## start DATA SECTION

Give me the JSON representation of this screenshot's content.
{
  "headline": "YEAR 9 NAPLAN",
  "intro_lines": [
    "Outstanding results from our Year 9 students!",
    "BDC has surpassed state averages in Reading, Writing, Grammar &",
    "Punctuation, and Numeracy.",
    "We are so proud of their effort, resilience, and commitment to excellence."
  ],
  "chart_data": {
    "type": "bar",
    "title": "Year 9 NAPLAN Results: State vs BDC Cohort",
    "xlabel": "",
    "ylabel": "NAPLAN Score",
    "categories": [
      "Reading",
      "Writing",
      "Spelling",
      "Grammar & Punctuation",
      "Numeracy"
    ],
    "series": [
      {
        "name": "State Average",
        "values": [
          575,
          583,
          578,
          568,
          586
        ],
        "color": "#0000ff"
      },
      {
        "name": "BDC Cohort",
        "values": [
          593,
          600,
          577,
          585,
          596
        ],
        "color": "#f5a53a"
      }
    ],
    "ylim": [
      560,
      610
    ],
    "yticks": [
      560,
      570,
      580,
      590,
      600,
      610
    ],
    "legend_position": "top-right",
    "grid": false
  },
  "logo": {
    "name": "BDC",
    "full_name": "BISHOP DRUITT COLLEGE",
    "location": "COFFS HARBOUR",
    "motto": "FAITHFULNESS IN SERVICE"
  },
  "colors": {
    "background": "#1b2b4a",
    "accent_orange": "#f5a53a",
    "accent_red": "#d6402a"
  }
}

## end DATA SECTION

--- SET TASK ---
Which lines contain "Numeracy"? Show each of them.

--- CORRECT OUTPUT ---
    "Punctuation, and Numeracy.",
      "Numeracy"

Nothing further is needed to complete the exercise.